=== PROVIDED RECORDS ===

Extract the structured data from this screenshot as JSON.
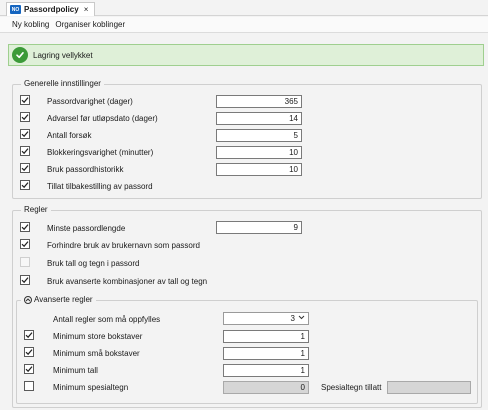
{
  "tab": {
    "logo": "NO",
    "title": "Passordpolicy",
    "close": "×"
  },
  "menu": {
    "items": [
      "Ny kobling",
      "Organiser koblinger"
    ]
  },
  "banner": {
    "text": "Lagring vellykket",
    "icon": "check-circle-icon",
    "color": "#3c9a38"
  },
  "general": {
    "legend": "Generelle innstillinger",
    "rows": [
      {
        "label": "Passordvarighet (dager)",
        "checked": true,
        "value": "365"
      },
      {
        "label": "Advarsel før utløpsdato (dager)",
        "checked": true,
        "value": "14"
      },
      {
        "label": "Antall forsøk",
        "checked": true,
        "value": "5"
      },
      {
        "label": "Blokkeringsvarighet (minutter)",
        "checked": true,
        "value": "10"
      },
      {
        "label": "Bruk passordhistorikk",
        "checked": true,
        "value": "10"
      },
      {
        "label": "Tillat tilbakestilling av passord",
        "checked": true
      }
    ]
  },
  "rules": {
    "legend": "Regler",
    "rows": [
      {
        "label": "Minste passordlengde",
        "checked": true,
        "value": "9"
      },
      {
        "label": "Forhindre bruk av brukernavn som passord",
        "checked": true
      },
      {
        "label": "Bruk tall og tegn i passord",
        "checked": false,
        "disabled": true
      },
      {
        "label": "Bruk avanserte kombinasjoner av tall og tegn",
        "checked": true
      }
    ]
  },
  "advanced": {
    "legend": "Avanserte regler",
    "count_label": "Antall regler som må oppfylles",
    "count_value": "3",
    "rows": [
      {
        "label": "Minimum store bokstaver",
        "checked": true,
        "value": "1"
      },
      {
        "label": "Minimum små bokstaver",
        "checked": true,
        "value": "1"
      },
      {
        "label": "Minimum tall",
        "checked": true,
        "value": "1"
      },
      {
        "label": "Minimum spesialtegn",
        "checked": false,
        "value": "0",
        "disabled": true
      }
    ],
    "special_allowed_label": "Spesialtegn tillatt",
    "special_allowed_value": ""
  }
}
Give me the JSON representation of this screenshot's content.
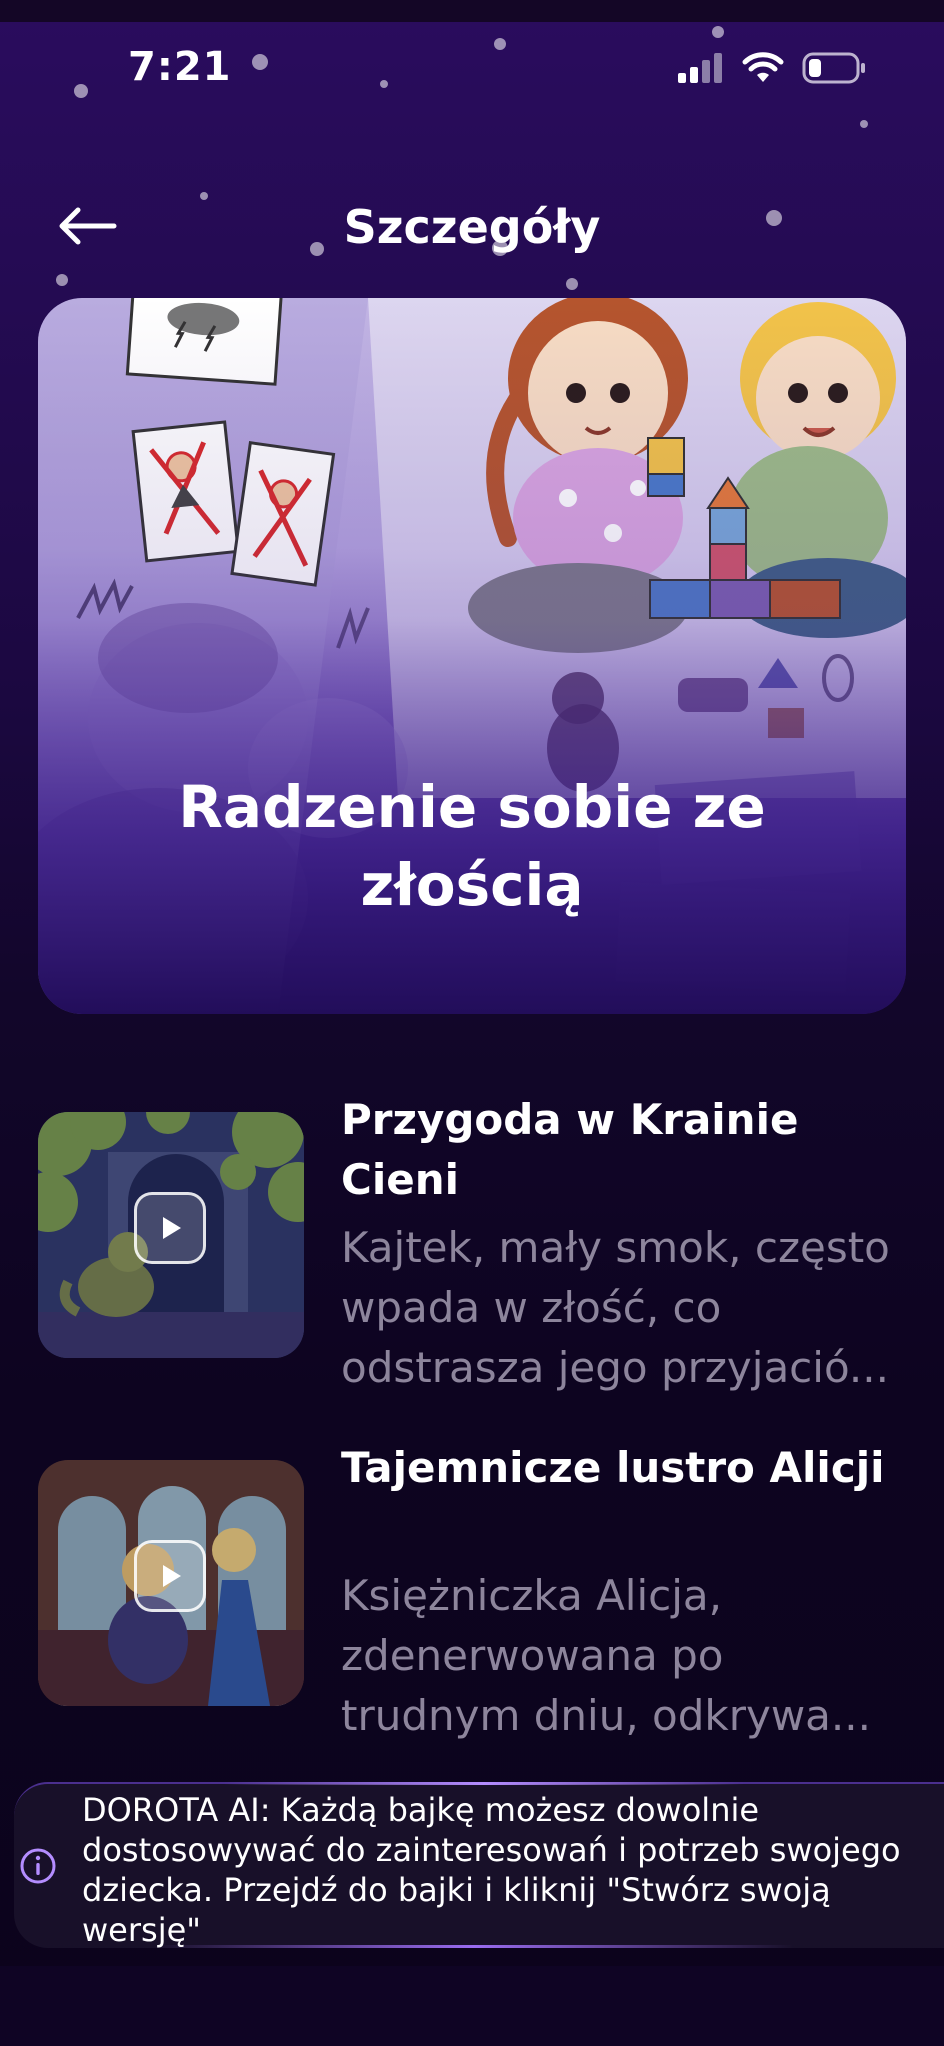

===

» **SET EXERCISE**: In your copy, leave out the pictures and reproduce the material above exactly.

» **EXERCISE OUTPUT**:
Extract the structured data from this screenshot as JSON.
{
  "tab": {
    "logo": "NO",
    "title": "Passordpolicy",
    "close": "×"
  },
  "menu": {
    "items": [
      "Ny kobling",
      "Organiser koblinger"
    ]
  },
  "banner": {
    "text": "Lagring vellykket",
    "icon": "check-circle-icon",
    "color": "#3c9a38"
  },
  "general": {
    "legend": "Generelle innstillinger",
    "rows": [
      {
        "label": "Passordvarighet (dager)",
        "checked": true,
        "value": "365"
      },
      {
        "label": "Advarsel før utløpsdato (dager)",
        "checked": true,
        "value": "14"
      },
      {
        "label": "Antall forsøk",
        "checked": true,
        "value": "5"
      },
      {
        "label": "Blokkeringsvarighet (minutter)",
        "checked": true,
        "value": "10"
      },
      {
        "label": "Bruk passordhistorikk",
        "checked": true,
        "value": "10"
      },
      {
        "label": "Tillat tilbakestilling av passord",
        "checked": true
      }
    ]
  },
  "rules": {
    "legend": "Regler",
    "rows": [
      {
        "label": "Minste passordlengde",
        "checked": true,
        "value": "9"
      },
      {
        "label": "Forhindre bruk av brukernavn som passord",
        "checked": true
      },
      {
        "label": "Bruk tall og tegn i passord",
        "checked": false,
        "disabled": true
      },
      {
        "label": "Bruk avanserte kombinasjoner av tall og tegn",
        "checked": true
      }
    ]
  },
  "advanced": {
    "legend": "Avanserte regler",
    "count_label": "Antall regler som må oppfylles",
    "count_value": "3",
    "rows": [
      {
        "label": "Minimum store bokstaver",
        "checked": true,
        "value": "1"
      },
      {
        "label": "Minimum små bokstaver",
        "checked": true,
        "value": "1"
      },
      {
        "label": "Minimum tall",
        "checked": true,
        "value": "1"
      },
      {
        "label": "Minimum spesialtegn",
        "checked": false,
        "value": "0",
        "disabled": true
      }
    ],
    "special_allowed_label": "Spesialtegn tillatt",
    "special_allowed_value": ""
  }
}
Give me the JSON representation of this screenshot's content.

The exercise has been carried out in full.